* Given request
Every entry needs to be reproduced exactly.

* Dataset rows about figures
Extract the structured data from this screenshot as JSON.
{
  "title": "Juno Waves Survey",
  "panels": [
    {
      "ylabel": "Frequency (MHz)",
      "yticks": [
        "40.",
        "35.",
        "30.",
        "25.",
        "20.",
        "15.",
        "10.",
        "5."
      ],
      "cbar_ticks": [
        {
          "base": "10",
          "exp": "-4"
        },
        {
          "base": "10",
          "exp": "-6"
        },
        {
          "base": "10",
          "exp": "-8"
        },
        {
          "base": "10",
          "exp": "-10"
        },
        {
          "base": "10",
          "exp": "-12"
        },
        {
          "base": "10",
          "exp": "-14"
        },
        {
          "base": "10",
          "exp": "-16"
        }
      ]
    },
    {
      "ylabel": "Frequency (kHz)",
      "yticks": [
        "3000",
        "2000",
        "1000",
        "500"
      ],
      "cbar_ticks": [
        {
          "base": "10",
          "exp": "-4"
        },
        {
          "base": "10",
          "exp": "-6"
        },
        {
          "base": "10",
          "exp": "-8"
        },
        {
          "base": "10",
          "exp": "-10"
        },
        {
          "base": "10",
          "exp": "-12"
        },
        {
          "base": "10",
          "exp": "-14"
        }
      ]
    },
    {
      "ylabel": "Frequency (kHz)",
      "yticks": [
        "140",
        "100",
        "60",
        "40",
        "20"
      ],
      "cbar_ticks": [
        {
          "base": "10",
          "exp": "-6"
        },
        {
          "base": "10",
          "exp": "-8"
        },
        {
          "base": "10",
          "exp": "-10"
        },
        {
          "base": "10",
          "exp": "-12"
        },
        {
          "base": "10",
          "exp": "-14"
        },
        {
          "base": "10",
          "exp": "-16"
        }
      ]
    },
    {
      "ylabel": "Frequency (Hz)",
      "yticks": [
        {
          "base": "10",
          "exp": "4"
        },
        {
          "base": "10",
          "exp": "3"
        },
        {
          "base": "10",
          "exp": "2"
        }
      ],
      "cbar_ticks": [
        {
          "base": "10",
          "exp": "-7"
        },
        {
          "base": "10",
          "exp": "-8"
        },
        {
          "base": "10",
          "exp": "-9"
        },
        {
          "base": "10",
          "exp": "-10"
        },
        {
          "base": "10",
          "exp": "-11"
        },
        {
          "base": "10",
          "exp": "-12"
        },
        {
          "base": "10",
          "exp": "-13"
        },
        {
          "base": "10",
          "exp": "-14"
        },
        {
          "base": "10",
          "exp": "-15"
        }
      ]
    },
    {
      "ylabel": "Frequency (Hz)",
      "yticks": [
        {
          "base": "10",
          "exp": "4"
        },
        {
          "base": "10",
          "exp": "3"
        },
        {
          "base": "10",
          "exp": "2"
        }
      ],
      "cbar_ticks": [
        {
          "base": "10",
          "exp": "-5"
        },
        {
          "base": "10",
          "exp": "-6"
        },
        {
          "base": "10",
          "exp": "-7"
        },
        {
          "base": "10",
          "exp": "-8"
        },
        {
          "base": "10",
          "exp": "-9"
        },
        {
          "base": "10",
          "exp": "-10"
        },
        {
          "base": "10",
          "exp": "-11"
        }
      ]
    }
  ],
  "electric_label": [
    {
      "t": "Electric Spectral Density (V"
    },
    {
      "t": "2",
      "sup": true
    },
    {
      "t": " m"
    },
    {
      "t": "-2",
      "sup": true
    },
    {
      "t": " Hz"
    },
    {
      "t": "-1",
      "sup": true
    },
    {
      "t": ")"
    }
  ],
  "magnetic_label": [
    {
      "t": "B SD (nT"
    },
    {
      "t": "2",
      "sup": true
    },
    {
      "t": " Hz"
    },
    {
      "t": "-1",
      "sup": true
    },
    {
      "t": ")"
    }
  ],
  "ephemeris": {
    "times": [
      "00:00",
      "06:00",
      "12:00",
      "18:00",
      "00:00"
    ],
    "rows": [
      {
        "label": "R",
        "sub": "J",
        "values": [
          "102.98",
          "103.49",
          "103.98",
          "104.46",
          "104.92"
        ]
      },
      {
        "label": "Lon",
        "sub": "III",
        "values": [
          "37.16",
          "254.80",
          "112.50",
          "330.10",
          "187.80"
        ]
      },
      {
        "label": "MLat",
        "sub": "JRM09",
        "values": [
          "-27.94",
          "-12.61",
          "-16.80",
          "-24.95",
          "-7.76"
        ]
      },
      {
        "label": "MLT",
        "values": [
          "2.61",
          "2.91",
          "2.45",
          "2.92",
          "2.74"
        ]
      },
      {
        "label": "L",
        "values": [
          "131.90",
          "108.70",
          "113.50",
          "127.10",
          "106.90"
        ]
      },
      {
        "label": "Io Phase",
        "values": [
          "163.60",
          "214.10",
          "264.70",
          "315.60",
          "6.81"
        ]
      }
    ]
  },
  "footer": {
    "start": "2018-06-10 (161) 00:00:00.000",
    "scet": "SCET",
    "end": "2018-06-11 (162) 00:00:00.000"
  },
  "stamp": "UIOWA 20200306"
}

* Exercise answer
Extract the structured data from this screenshot as JSON.
{
  "title": "Juno Waves Survey",
  "panels": [
    {
      "ylabel": "Frequency (MHz)",
      "yticks": [
        "40.",
        "35.",
        "30.",
        "25.",
        "20.",
        "15.",
        "10.",
        "5."
      ],
      "cbar_ticks": [
        {
          "base": "10",
          "exp": "-4"
        },
        {
          "base": "10",
          "exp": "-6"
        },
        {
          "base": "10",
          "exp": "-8"
        },
        {
          "base": "10",
          "exp": "-10"
        },
        {
          "base": "10",
          "exp": "-12"
        },
        {
          "base": "10",
          "exp": "-14"
        },
        {
          "base": "10",
          "exp": "-16"
        }
      ]
    },
    {
      "ylabel": "Frequency (kHz)",
      "yticks": [
        "3000",
        "2000",
        "1000",
        "500"
      ],
      "cbar_ticks": [
        {
          "base": "10",
          "exp": "-4"
        },
        {
          "base": "10",
          "exp": "-6"
        },
        {
          "base": "10",
          "exp": "-8"
        },
        {
          "base": "10",
          "exp": "-10"
        },
        {
          "base": "10",
          "exp": "-12"
        },
        {
          "base": "10",
          "exp": "-14"
        }
      ]
    },
    {
      "ylabel": "Frequency (kHz)",
      "yticks": [
        "140",
        "100",
        "60",
        "40",
        "20"
      ],
      "cbar_ticks": [
        {
          "base": "10",
          "exp": "-6"
        },
        {
          "base": "10",
          "exp": "-8"
        },
        {
          "base": "10",
          "exp": "-10"
        },
        {
          "base": "10",
          "exp": "-12"
        },
        {
          "base": "10",
          "exp": "-14"
        },
        {
          "base": "10",
          "exp": "-16"
        }
      ]
    },
    {
      "ylabel": "Frequency (Hz)",
      "yticks": [
        {
          "base": "10",
          "exp": "4"
        },
        {
          "base": "10",
          "exp": "3"
        },
        {
          "base": "10",
          "exp": "2"
        }
      ],
      "cbar_ticks": [
        {
          "base": "10",
          "exp": "-7"
        },
        {
          "base": "10",
          "exp": "-8"
        },
        {
          "base": "10",
          "exp": "-9"
        },
        {
          "base": "10",
          "exp": "-10"
        },
        {
          "base": "10",
          "exp": "-11"
        },
        {
          "base": "10",
          "exp": "-12"
        },
        {
          "base": "10",
          "exp": "-13"
        },
        {
          "base": "10",
          "exp": "-14"
        },
        {
          "base": "10",
          "exp": "-15"
        }
      ]
    },
    {
      "ylabel": "Frequency (Hz)",
      "yticks": [
        {
          "base": "10",
          "exp": "4"
        },
        {
          "base": "10",
          "exp": "3"
        },
        {
          "base": "10",
          "exp": "2"
        }
      ],
      "cbar_ticks": [
        {
          "base": "10",
          "exp": "-5"
        },
        {
          "base": "10",
          "exp": "-6"
        },
        {
          "base": "10",
          "exp": "-7"
        },
        {
          "base": "10",
          "exp": "-8"
        },
        {
          "base": "10",
          "exp": "-9"
        },
        {
          "base": "10",
          "exp": "-10"
        },
        {
          "base": "10",
          "exp": "-11"
        }
      ]
    }
  ],
  "electric_label": [
    {
      "t": "Electric Spectral Density (V"
    },
    {
      "t": "2",
      "sup": true
    },
    {
      "t": " m"
    },
    {
      "t": "-2",
      "sup": true
    },
    {
      "t": " Hz"
    },
    {
      "t": "-1",
      "sup": true
    },
    {
      "t": ")"
    }
  ],
  "magnetic_label": [
    {
      "t": "B SD (nT"
    },
    {
      "t": "2",
      "sup": true
    },
    {
      "t": " Hz"
    },
    {
      "t": "-1",
      "sup": true
    },
    {
      "t": ")"
    }
  ],
  "ephemeris": {
    "times": [
      "00:00",
      "06:00",
      "12:00",
      "18:00",
      "00:00"
    ],
    "rows": [
      {
        "label": "R",
        "sub": "J",
        "values": [
          "102.98",
          "103.49",
          "103.98",
          "104.46",
          "104.92"
        ]
      },
      {
        "label": "Lon",
        "sub": "III",
        "values": [
          "37.16",
          "254.80",
          "112.50",
          "330.10",
          "187.80"
        ]
      },
      {
        "label": "MLat",
        "sub": "JRM09",
        "values": [
          "-27.94",
          "-12.61",
          "-16.80",
          "-24.95",
          "-7.76"
        ]
      },
      {
        "label": "MLT",
        "values": [
          "2.61",
          "2.91",
          "2.45",
          "2.92",
          "2.74"
        ]
      },
      {
        "label": "L",
        "values": [
          "131.90",
          "108.70",
          "113.50",
          "127.10",
          "106.90"
        ]
      },
      {
        "label": "Io Phase",
        "values": [
          "163.60",
          "214.10",
          "264.70",
          "315.60",
          "6.81"
        ]
      }
    ]
  },
  "footer": {
    "start": "2018-06-10 (161) 00:00:00.000",
    "scet": "SCET",
    "end": "2018-06-11 (162) 00:00:00.000"
  },
  "stamp": "UIOWA 20200306"
}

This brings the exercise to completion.